# DIRECTION
Retype all of the listing exactly, passing over any picture you find.

Dataset rows about figures
▼

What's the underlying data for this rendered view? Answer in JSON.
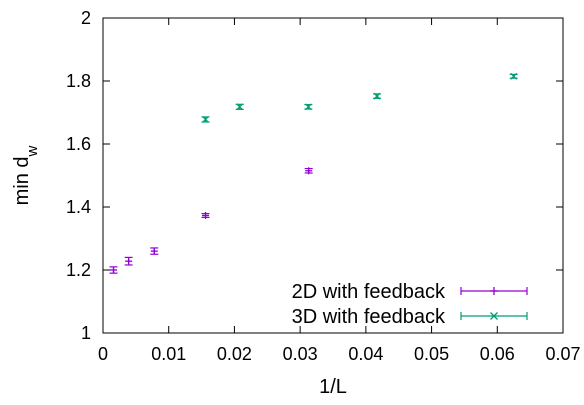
{
  "chart_data": {
    "type": "scatter",
    "xlabel": "1/L",
    "ylabel": "min d",
    "ylabel_sub": "w",
    "xlim": [
      0,
      0.07
    ],
    "ylim": [
      1,
      2
    ],
    "xticks": [
      0,
      0.01,
      0.02,
      0.03,
      0.04,
      0.05,
      0.06,
      0.07
    ],
    "yticks": [
      1,
      1.2,
      1.4,
      1.6,
      1.8,
      2
    ],
    "xtick_labels": [
      "0",
      "0.01",
      "0.02",
      "0.03",
      "0.04",
      "0.05",
      "0.06",
      "0.07"
    ],
    "ytick_labels": [
      "1",
      "1.2",
      "1.4",
      "1.6",
      "1.8",
      "2"
    ],
    "legend_position": "bottom-right",
    "series": [
      {
        "name": "2D with feedback",
        "marker": "plus",
        "color": "#9400d3",
        "x": [
          0.0016,
          0.0039,
          0.0078,
          0.0156,
          0.0313
        ],
        "y": [
          1.2,
          1.228,
          1.26,
          1.373,
          1.515
        ],
        "err": [
          0.01,
          0.012,
          0.01,
          0.006,
          0.007
        ]
      },
      {
        "name": "3D with feedback",
        "marker": "cross",
        "color": "#009e73",
        "x": [
          0.0156,
          0.0208,
          0.03125,
          0.0417,
          0.0625
        ],
        "y": [
          1.678,
          1.718,
          1.718,
          1.752,
          1.815
        ],
        "err": [
          0.008,
          0.008,
          0.007,
          0.007,
          0.006
        ]
      }
    ]
  }
}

▲

# WRITTEN REPLY
What's the underlying data for this rendered view? Answer in JSON.
{
  "chart_data": {
    "type": "scatter",
    "xlabel": "1/L",
    "ylabel": "min d",
    "ylabel_sub": "w",
    "xlim": [
      0,
      0.07
    ],
    "ylim": [
      1,
      2
    ],
    "xticks": [
      0,
      0.01,
      0.02,
      0.03,
      0.04,
      0.05,
      0.06,
      0.07
    ],
    "yticks": [
      1,
      1.2,
      1.4,
      1.6,
      1.8,
      2
    ],
    "xtick_labels": [
      "0",
      "0.01",
      "0.02",
      "0.03",
      "0.04",
      "0.05",
      "0.06",
      "0.07"
    ],
    "ytick_labels": [
      "1",
      "1.2",
      "1.4",
      "1.6",
      "1.8",
      "2"
    ],
    "legend_position": "bottom-right",
    "series": [
      {
        "name": "2D with feedback",
        "marker": "plus",
        "color": "#9400d3",
        "x": [
          0.0016,
          0.0039,
          0.0078,
          0.0156,
          0.0313
        ],
        "y": [
          1.2,
          1.228,
          1.26,
          1.373,
          1.515
        ],
        "err": [
          0.01,
          0.012,
          0.01,
          0.006,
          0.007
        ]
      },
      {
        "name": "3D with feedback",
        "marker": "cross",
        "color": "#009e73",
        "x": [
          0.0156,
          0.0208,
          0.03125,
          0.0417,
          0.0625
        ],
        "y": [
          1.678,
          1.718,
          1.718,
          1.752,
          1.815
        ],
        "err": [
          0.008,
          0.008,
          0.007,
          0.007,
          0.006
        ]
      }
    ]
  }
}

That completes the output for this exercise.